§ What you are asked to do
Within the data below, count every line that includes "safety" and report the total alone.

Records from a data source
....
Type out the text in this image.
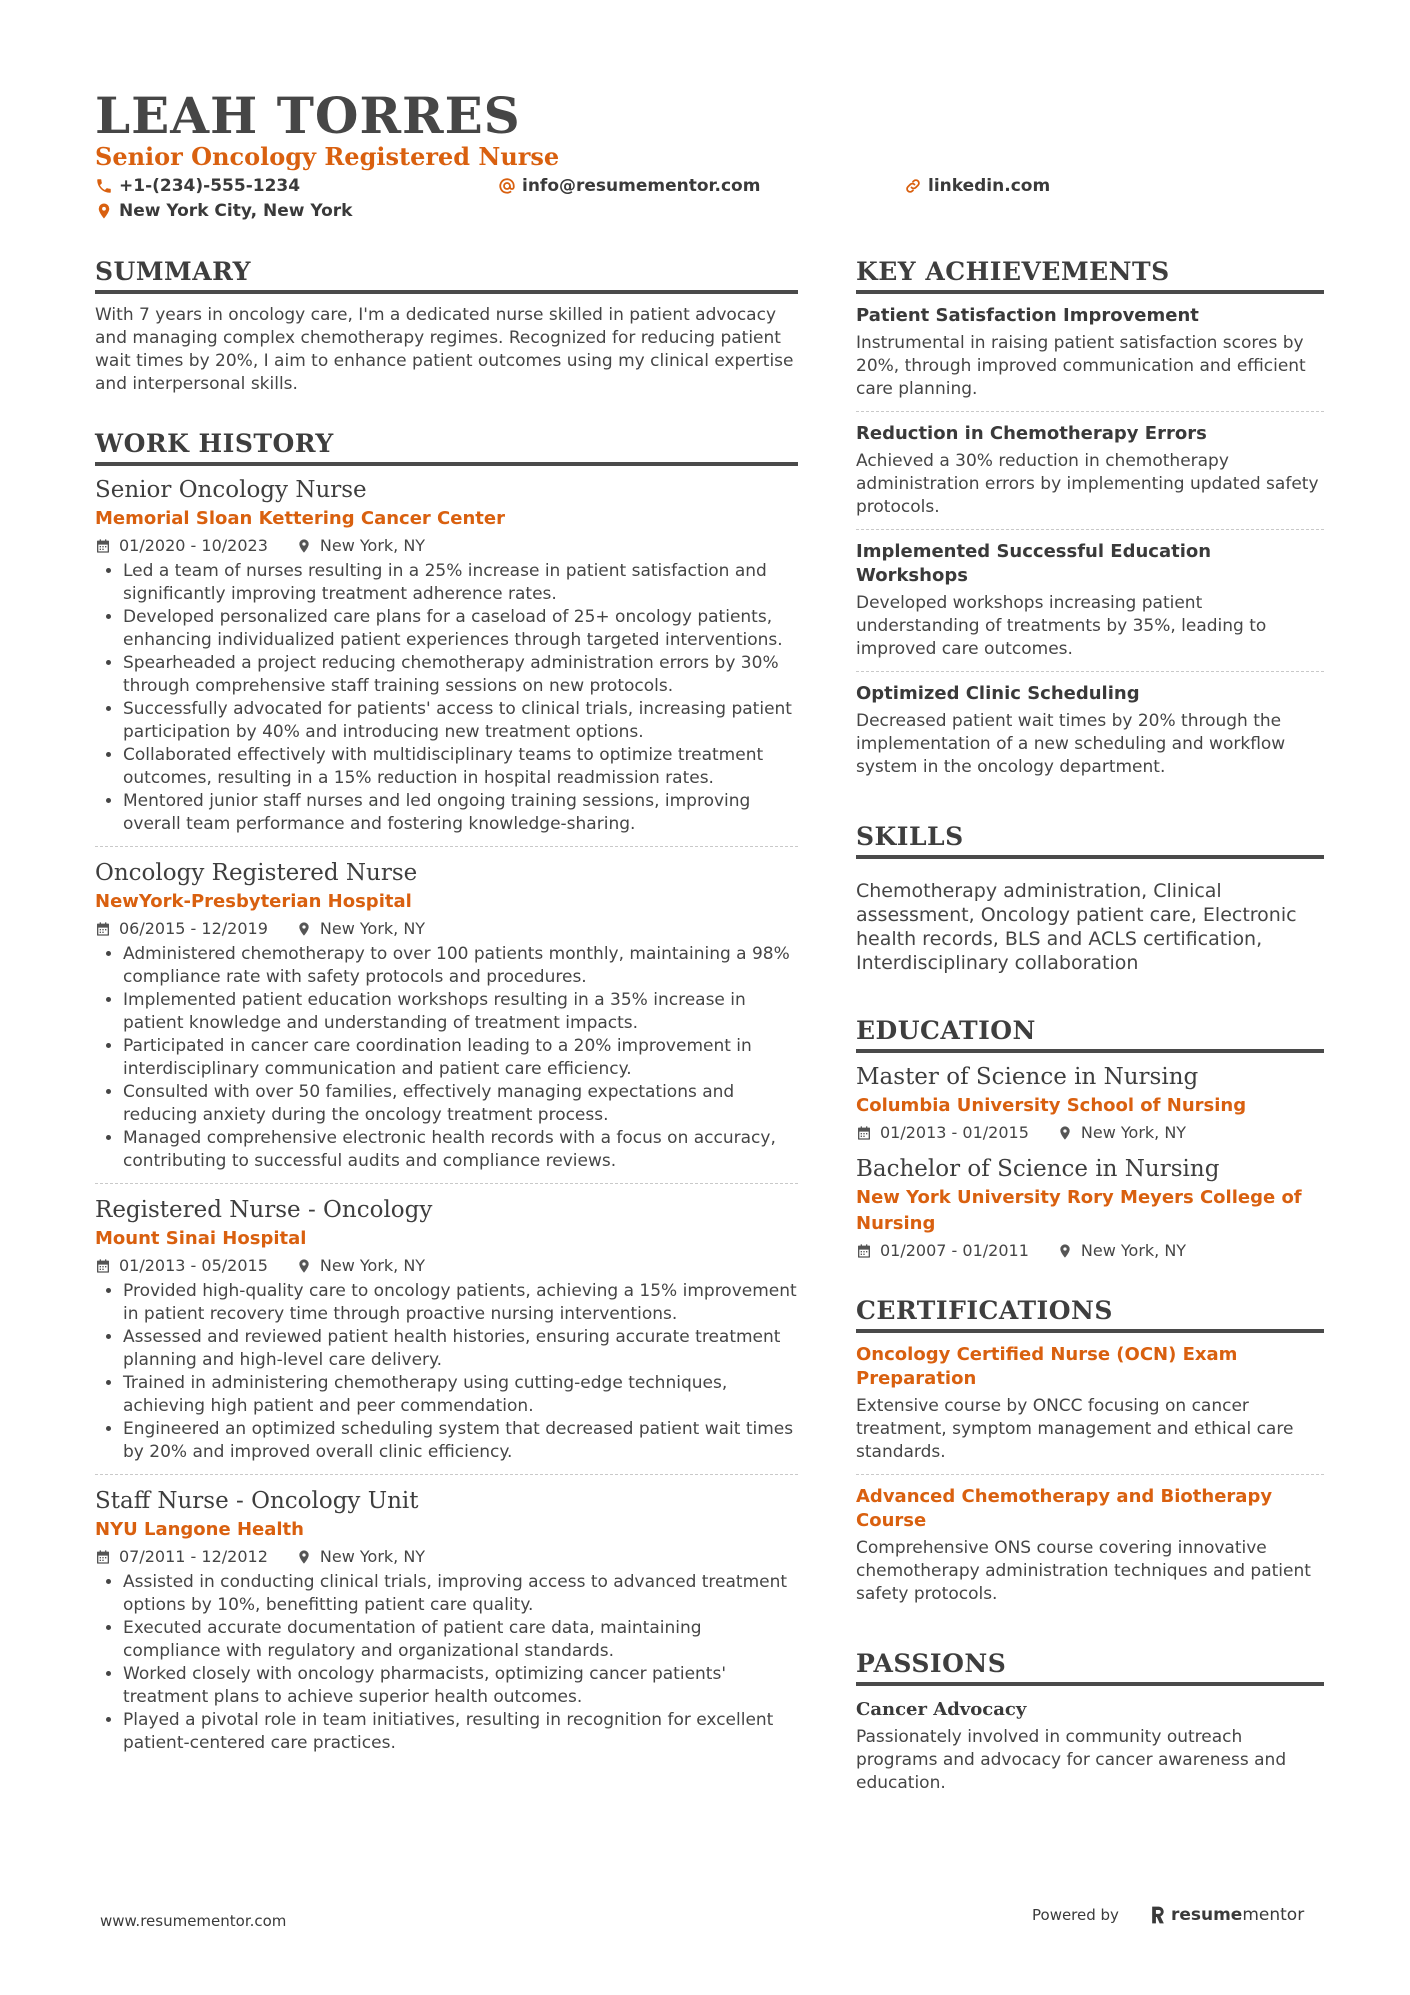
LEAH TORRES
Senior Oncology Registered Nurse
+1-(234)-555-1234	info@resumementor.com	linkedin.com
New York City, New York
SUMMARY

With 7 years in oncology care, I'm a dedicated nurse skilled in patient advocacy and managing complex chemotherapy regimes. Recognized for reducing patient wait times by 20%, I aim to enhance patient outcomes using my clinical expertise and interpersonal skills.

WORK HISTORY
Senior Oncology Nurse
Memorial Sloan Kettering Cancer Center
01/2020 - 10/2023	New York, NY
• Led a team of nurses resulting in a 25% increase in patient satisfaction and significantly improving treatment adherence rates.
• Developed personalized care plans for a caseload of 25+ oncology patients, enhancing individualized patient experiences through targeted interventions.
• Spearheaded a project reducing chemotherapy administration errors by 30% through comprehensive staff training sessions on new protocols.
• Successfully advocated for patients' access to clinical trials, increasing patient participation by 40% and introducing new treatment options.
• Collaborated effectively with multidisciplinary teams to optimize treatment outcomes, resulting in a 15% reduction in hospital readmission rates.
• Mentored junior staff nurses and led ongoing training sessions, improving overall team performance and fostering knowledge-sharing.
Oncology Registered Nurse
NewYork-Presbyterian Hospital
06/2015 - 12/2019	New York, NY
• Administered chemotherapy to over 100 patients monthly, maintaining a 98% compliance rate with safety protocols and procedures.
• Implemented patient education workshops resulting in a 35% increase in patient knowledge and understanding of treatment impacts.
• Participated in cancer care coordination leading to a 20% improvement in interdisciplinary communication and patient care efficiency.
• Consulted with over 50 families, effectively managing expectations and reducing anxiety during the oncology treatment process.
• Managed comprehensive electronic health records with a focus on accuracy, contributing to successful audits and compliance reviews.
Registered Nurse - Oncology
Mount Sinai Hospital
01/2013 - 05/2015	New York, NY
• Provided high-quality care to oncology patients, achieving a 15% improvement in patient recovery time through proactive nursing interventions.
• Assessed and reviewed patient health histories, ensuring accurate treatment planning and high-level care delivery.
• Trained in administering chemotherapy using cutting-edge techniques, achieving high patient and peer commendation.
• Engineered an optimized scheduling system that decreased patient wait times by 20% and improved overall clinic efficiency.
Staff Nurse - Oncology Unit
NYU Langone Health
07/2011 - 12/2012	New York, NY
• Assisted in conducting clinical trials, improving access to advanced treatment options by 10%, benefitting patient care quality.
• Executed accurate documentation of patient care data, maintaining compliance with regulatory and organizational standards.
• Worked closely with oncology pharmacists, optimizing cancer patients' treatment plans to achieve superior health outcomes.
• Played a pivotal role in team initiatives, resulting in recognition for excellent patient-centered care practices.
KEY ACHIEVEMENTS
Patient Satisfaction Improvement
Instrumental in raising patient satisfaction scores by 20%, through improved communication and efficient care planning.
Reduction in Chemotherapy Errors
Achieved a 30% reduction in chemotherapy administration errors by implementing updated safety protocols.
Implemented Successful Education Workshops
Developed workshops increasing patient understanding of treatments by 35%, leading to improved care outcomes.
Optimized Clinic Scheduling
Decreased patient wait times by 20% through the implementation of a new scheduling and workflow system in the oncology department.
SKILLS
Chemotherapy administration, Clinical assessment, Oncology patient care, Electronic health records, BLS and ACLS certification, Interdisciplinary collaboration
EDUCATION
Master of Science in Nursing
Columbia University School of Nursing
01/2013 - 01/2015	New York, NY
Bachelor of Science in Nursing
New York University Rory Meyers College of Nursing
01/2007 - 01/2011	New York, NY
CERTIFICATIONS
Oncology Certified Nurse (OCN) Exam Preparation
Extensive course by ONCC focusing on cancer treatment, symptom management and ethical care standards.
Advanced Chemotherapy and Biotherapy Course
Comprehensive ONS course covering innovative chemotherapy administration techniques and patient safety protocols.
PASSIONS
Cancer Advocacy
Passionately involved in community outreach programs and advocacy for cancer awareness and education.
www.resumementor.com	Powered by	resume mentor
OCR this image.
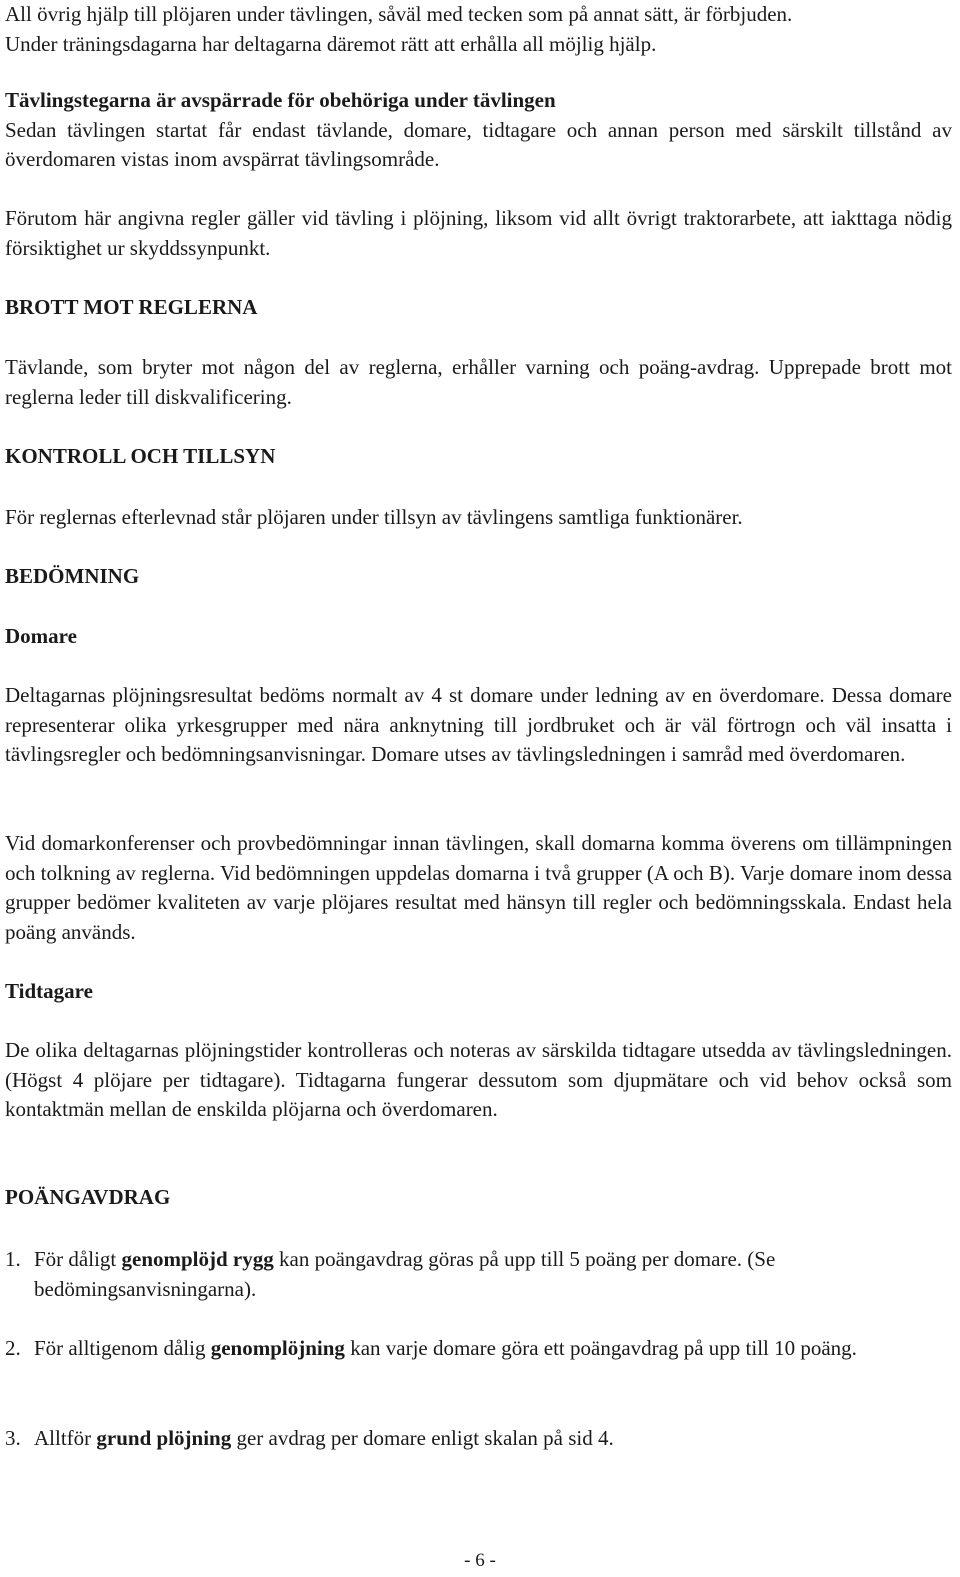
All övrig hjälp till plöjaren under tävlingen, såväl med tecken som på annat sätt, är förbjuden.
Under träningsdagarna har deltagarna däremot rätt att erhålla all möjlig hjälp.
Tävlingstegarna är avspärrade för obehöriga under tävlingen
Sedan tävlingen startat får endast tävlande, domare, tidtagare och annan person med särskilt tillstånd av överdomaren vistas inom avspärrat tävlingsområde.
Förutom här angivna regler gäller vid tävling i plöjning, liksom vid allt övrigt traktorarbete, att iakttaga nödig försiktighet ur skyddssynpunkt.
BROTT MOT REGLERNA
Tävlande, som bryter mot någon del av reglerna, erhåller varning och poäng-avdrag. Upprepade brott mot reglerna leder till diskvalificering.
KONTROLL OCH TILLSYN
För reglernas efterlevnad står plöjaren under tillsyn av tävlingens samtliga funktionärer.
BEDÖMNING
Domare
Deltagarnas plöjningsresultat bedöms normalt av 4 st domare under ledning av en överdomare. Dessa domare representerar olika yrkesgrupper med nära anknytning till jordbruket och är väl förtrogn och väl insatta i tävlingsregler och bedömningsanvisningar. Domare utses av tävlingsledningen i samråd med överdomaren.
Vid domarkonferenser och provbedömningar innan tävlingen, skall domarna komma överens om tillämpningen och tolkning av reglerna. Vid bedömningen uppdelas domarna i två grupper (A och B). Varje domare inom dessa grupper bedömer kvaliteten av varje plöjares resultat med hänsyn till regler och bedömningsskala. Endast hela poäng används.
Tidtagare
De olika deltagarnas plöjningstider kontrolleras och noteras av särskilda tidtagare utsedda av tävlingsledningen. (Högst 4 plöjare per tidtagare). Tidtagarna fungerar dessutom som djupmätare och vid behov också som kontaktmän mellan de enskilda plöjarna och överdomaren.
POÄNGAVDRAG
1. För dåligt genomplöjd rygg kan poängavdrag göras på upp till 5 poäng per domare. (Se bedömingsanvisningarna).
2. För alltigenom dålig genomplöjning kan varje domare göra ett poängavdrag på upp till 10 poäng.
3. Alltför grund plöjning ger avdrag per domare enligt skalan på sid 4.
- 6 -
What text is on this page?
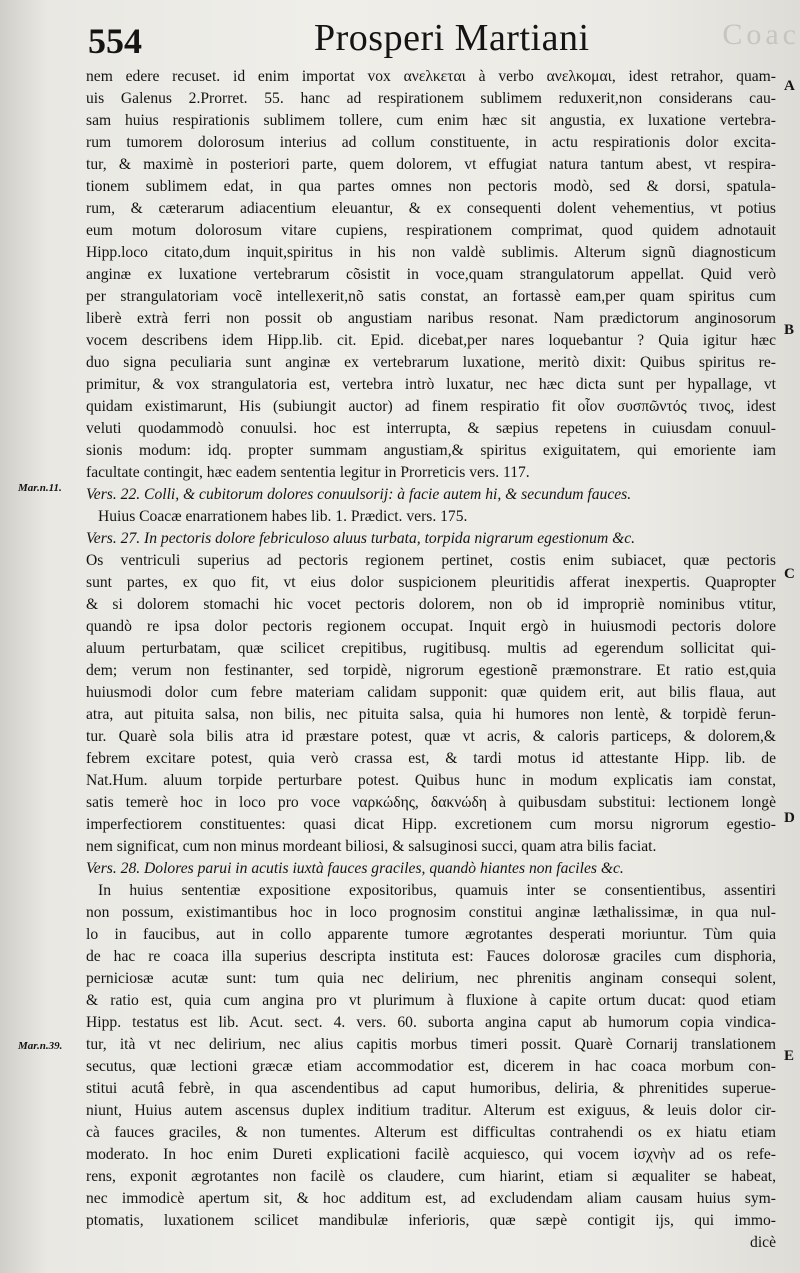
Coac
554	Prosperi Martiani
nem edere recuset. id enim importat vox ανελκεται à verbo ανελκομαι, idest retrahor, quam-
uis Galenus 2.Prorret. 55. hanc ad respirationem sublimem reduxerit,non considerans cau-
sam huius respirationis sublimem tollere, cum enim hæc sit angustia, ex luxatione vertebra-
rum tumorem dolorosum interius ad collum constituente, in actu respirationis dolor excita-
tur, & maximè in posteriori parte, quem dolorem, vt effugiat natura tantum abest, vt respira-
tionem sublimem edat, in qua partes omnes non pectoris modò, sed & dorsi, spatula-
rum, & cæterarum adiacentium eleuantur, & ex consequenti dolent vehementius, vt potius
eum motum dolorosum vitare cupiens, respirationem comprimat, quod quidem adnotauit
Hipp.loco citato,dum inquit,spiritus in his non valdè sublimis. Alterum signũ diagnosticum
anginæ ex luxatione vertebrarum cõsistit in voce,quam strangulatorum appellat. Quid verò
per strangulatoriam vocẽ intellexerit,nõ satis constat, an fortassè eam,per quam spiritus cum
liberè extrà ferri non possit ob angustiam naribus resonat. Nam prædictorum anginosorum
vocem describens idem Hipp.lib. cit. Epid. dicebat,per nares loquebantur ? Quia igitur hæc
duo signa peculiaria sunt anginæ ex vertebrarum luxatione, meritò dixit: Quibus spiritus re-
primitur, & vox strangulatoria est, vertebra intrò luxatur, nec hæc dicta sunt per hypallage, vt
quidam existimarunt, His (subiungit auctor) ad finem respiratio fit οἷον συσπῶντός τινος, idest
veluti quodammodò conuulsi. hoc est interrupta, & sæpius repetens in cuiusdam conuul-
sionis modum: idq. propter summam angustiam,& spiritus exiguitatem, qui emoriente iam
facultate contingit, hæc eadem sententia legitur in Prorreticis vers. 117.
Vers. 22. Colli, & cubitorum dolores conuulsorij: à facie autem hi, & secundum fauces.
Huius Coacæ enarrationem habes lib. 1. Prædict. vers. 175.
Vers. 27. In pectoris dolore febriculoso aluus turbata, torpida nigrarum egestionum &c.
Os ventriculi superius ad pectoris regionem pertinet, costis enim subiacet, quæ pectoris
sunt partes, ex quo fit, vt eius dolor suspicionem pleuritidis afferat inexpertis. Quapropter
& si dolorem stomachi hic vocet pectoris dolorem, non ob id impropriè nominibus vtitur,
quandò re ipsa dolor pectoris regionem occupat. Inquit ergò in huiusmodi pectoris dolore
aluum perturbatam, quæ scilicet crepitibus, rugitibusq. multis ad egerendum sollicitat qui-
dem; verum non festinanter, sed torpidè, nigrorum egestionẽ præmonstrare. Et ratio est,quia
huiusmodi dolor cum febre materiam calidam supponit: quæ quidem erit, aut bilis flaua, aut
atra, aut pituita salsa, non bilis, nec pituita salsa, quia hi humores non lentè, & torpidè ferun-
tur. Quarè sola bilis atra id præstare potest, quæ vt acris, & caloris particeps, & dolorem,&
febrem excitare potest, quia verò crassa est, & tardi motus id attestante Hipp. lib. de
Nat.Hum. aluum torpide perturbare potest. Quibus hunc in modum explicatis iam constat,
satis temerè hoc in loco pro voce ναρκώδης, δακνώδη à quibusdam substitui: lectionem longè
imperfectiorem constituentes: quasi dicat Hipp. excretionem cum morsu nigrorum egestio-
nem significat, cum non minus mordeant biliosi, & salsuginosi succi, quam atra bilis faciat.
Vers. 28. Dolores parui in acutis iuxtà fauces graciles, quandò hiantes non faciles &c.
In huius sententiæ expositione expositoribus, quamuis inter se consentientibus, assentiri
non possum, existimantibus hoc in loco prognosim constitui anginæ læthalissimæ, in qua nul-
lo in faucibus, aut in collo apparente tumore ægrotantes desperati moriuntur. Tùm quia
de hac re coaca illa superius descripta instituta est: Fauces dolorosæ graciles cum disphoria,
perniciosæ acutæ sunt: tum quia nec delirium, nec phrenitis anginam consequi solent,
& ratio est, quia cum angina pro vt plurimum à fluxione à capite ortum ducat: quod etiam
Hipp. testatus est lib. Acut. sect. 4. vers. 60. suborta angina caput ab humorum copia vindica-
tur, ità vt nec delirium, nec alius capitis morbus timeri possit. Quarè Cornarij translationem
secutus, quæ lectioni græcæ etiam accommodatior est, dicerem in hac coaca morbum con-
stitui acutâ febrè, in qua ascendentibus ad caput humoribus, deliria, & phrenitides superue-
niunt, Huius autem ascensus duplex inditium traditur. Alterum est exiguus, & leuis dolor cir-
cà fauces graciles, & non tumentes. Alterum est difficultas contrahendi os ex hiatu etiam
moderato. In hoc enim Dureti explicationi facilè acquiesco, qui vocem ἰσχνὴν ad os refe-
rens, exponit ægrotantes non facilè os claudere, cum hiarint, etiam si æqualiter se habeat,
nec immodicè apertum sit, & hoc additum est, ad excludendam aliam causam huius sym-
ptomatis, luxationem scilicet mandibulæ inferioris, quæ sæpè contigit ijs, qui immo-
dicè
Mar.n.11.
Mar.n.39.
A
B
C
D
E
....
§ Written solution
3